THE TASK:
Identify each line below that contains the string "status", and copy every such line in full. Letter case must match.

PROVIDED DATA:
※

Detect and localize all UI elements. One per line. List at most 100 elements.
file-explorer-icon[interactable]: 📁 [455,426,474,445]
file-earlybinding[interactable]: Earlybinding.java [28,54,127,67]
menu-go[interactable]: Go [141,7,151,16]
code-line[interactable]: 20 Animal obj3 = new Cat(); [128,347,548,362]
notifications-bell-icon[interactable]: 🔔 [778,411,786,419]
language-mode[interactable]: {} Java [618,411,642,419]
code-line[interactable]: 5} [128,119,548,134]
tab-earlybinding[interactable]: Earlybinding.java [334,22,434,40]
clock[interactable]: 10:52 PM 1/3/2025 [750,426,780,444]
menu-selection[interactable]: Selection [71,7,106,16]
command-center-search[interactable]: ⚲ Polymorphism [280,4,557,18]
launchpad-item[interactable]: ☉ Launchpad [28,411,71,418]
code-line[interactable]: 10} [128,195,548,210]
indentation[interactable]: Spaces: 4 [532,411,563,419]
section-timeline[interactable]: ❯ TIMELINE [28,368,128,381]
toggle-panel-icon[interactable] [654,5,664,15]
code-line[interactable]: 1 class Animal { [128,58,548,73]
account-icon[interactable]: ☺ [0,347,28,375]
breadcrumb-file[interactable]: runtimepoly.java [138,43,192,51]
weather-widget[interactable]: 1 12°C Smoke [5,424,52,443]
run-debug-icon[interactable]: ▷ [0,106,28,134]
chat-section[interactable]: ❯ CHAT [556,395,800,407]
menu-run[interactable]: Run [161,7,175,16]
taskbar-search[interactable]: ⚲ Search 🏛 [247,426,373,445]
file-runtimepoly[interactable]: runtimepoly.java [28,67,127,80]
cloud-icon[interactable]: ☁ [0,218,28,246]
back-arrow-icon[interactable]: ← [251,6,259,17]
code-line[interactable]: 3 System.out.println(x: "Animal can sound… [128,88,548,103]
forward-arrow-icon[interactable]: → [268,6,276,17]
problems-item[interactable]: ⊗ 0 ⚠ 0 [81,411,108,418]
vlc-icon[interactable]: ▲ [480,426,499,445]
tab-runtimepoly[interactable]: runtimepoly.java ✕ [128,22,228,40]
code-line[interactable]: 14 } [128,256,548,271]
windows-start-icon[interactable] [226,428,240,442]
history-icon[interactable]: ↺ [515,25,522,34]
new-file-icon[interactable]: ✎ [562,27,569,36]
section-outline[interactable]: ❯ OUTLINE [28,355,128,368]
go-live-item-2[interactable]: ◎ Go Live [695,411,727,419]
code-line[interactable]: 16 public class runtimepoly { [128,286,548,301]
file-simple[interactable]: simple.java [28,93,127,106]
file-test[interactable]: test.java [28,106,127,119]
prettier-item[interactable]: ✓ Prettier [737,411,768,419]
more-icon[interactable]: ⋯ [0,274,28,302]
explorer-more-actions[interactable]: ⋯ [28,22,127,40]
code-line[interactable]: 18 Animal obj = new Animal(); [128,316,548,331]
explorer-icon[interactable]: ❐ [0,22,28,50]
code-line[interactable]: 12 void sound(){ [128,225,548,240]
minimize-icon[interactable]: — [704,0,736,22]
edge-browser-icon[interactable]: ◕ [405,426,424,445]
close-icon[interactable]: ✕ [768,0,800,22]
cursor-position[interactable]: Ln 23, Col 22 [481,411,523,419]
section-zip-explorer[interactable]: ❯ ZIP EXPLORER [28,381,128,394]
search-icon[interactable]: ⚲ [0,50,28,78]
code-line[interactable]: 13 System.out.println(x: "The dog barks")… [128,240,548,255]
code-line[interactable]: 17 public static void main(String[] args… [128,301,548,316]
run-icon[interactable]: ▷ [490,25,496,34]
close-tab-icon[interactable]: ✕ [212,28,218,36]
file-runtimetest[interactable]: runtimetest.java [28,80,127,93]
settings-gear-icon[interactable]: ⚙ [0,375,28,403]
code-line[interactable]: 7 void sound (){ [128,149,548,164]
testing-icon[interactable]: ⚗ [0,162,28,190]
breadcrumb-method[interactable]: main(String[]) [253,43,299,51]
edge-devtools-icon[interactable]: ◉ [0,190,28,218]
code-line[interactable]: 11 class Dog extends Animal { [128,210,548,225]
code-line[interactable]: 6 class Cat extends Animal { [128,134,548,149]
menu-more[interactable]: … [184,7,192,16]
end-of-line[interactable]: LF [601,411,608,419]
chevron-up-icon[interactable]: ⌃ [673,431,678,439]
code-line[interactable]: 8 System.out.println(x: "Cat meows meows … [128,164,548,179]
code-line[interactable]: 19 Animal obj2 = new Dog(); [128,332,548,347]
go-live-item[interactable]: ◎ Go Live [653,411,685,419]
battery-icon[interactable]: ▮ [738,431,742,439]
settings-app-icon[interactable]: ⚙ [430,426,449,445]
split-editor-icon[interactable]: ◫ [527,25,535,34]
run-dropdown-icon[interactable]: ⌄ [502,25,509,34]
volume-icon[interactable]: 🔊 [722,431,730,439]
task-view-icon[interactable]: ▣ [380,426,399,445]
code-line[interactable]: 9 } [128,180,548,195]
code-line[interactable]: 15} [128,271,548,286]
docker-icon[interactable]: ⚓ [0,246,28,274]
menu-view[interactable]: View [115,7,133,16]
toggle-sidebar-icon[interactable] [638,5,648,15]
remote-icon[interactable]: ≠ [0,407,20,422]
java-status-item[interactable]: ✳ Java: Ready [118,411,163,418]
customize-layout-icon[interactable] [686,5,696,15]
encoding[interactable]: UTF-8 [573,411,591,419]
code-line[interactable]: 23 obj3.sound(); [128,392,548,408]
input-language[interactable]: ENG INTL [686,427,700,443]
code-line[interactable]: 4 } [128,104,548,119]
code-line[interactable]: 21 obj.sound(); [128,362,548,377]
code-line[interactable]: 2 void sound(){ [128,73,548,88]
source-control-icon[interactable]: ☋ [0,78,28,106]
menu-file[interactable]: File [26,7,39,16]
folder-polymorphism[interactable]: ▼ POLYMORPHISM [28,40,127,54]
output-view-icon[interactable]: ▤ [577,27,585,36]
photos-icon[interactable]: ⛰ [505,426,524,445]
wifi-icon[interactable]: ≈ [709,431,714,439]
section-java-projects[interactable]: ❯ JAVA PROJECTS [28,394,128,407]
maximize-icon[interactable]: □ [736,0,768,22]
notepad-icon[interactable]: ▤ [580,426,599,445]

※

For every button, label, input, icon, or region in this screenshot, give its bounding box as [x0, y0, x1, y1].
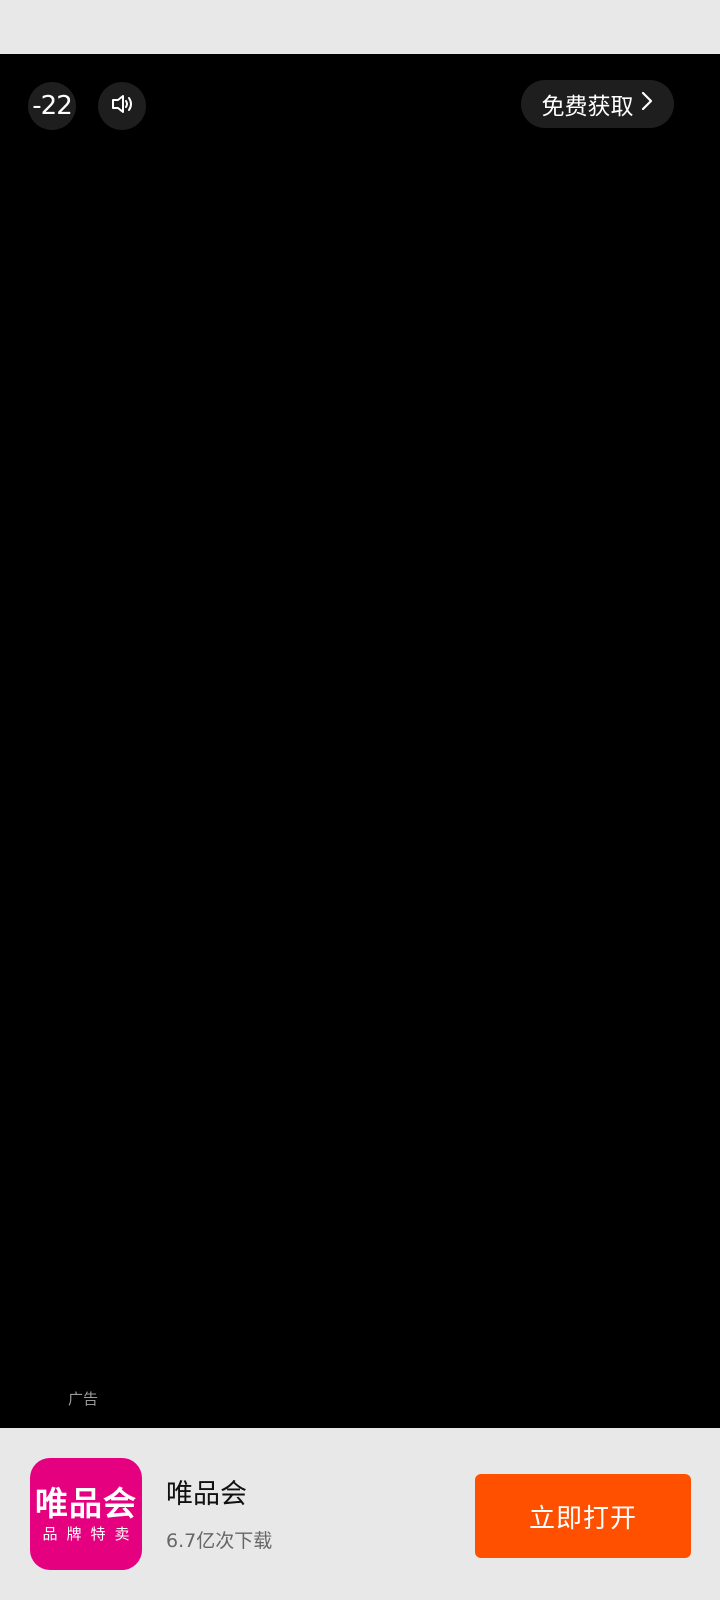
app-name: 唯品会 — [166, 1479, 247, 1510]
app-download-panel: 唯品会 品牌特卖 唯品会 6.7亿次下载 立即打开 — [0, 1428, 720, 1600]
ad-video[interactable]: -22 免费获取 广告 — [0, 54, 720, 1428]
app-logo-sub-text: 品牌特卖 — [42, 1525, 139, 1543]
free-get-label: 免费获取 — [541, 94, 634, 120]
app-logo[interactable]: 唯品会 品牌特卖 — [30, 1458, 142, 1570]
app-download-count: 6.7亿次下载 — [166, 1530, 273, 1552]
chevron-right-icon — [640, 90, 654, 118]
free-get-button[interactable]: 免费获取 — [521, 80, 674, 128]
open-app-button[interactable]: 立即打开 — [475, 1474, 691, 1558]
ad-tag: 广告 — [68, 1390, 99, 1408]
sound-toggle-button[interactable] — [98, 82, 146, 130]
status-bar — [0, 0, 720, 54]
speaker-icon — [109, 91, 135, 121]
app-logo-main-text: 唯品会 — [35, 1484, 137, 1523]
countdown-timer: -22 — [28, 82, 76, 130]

※

THE SOLUTION:
java-status-item[interactable]: ✳ Java: Ready [118,411,163,418]
status-bar — [0, 0, 720, 54]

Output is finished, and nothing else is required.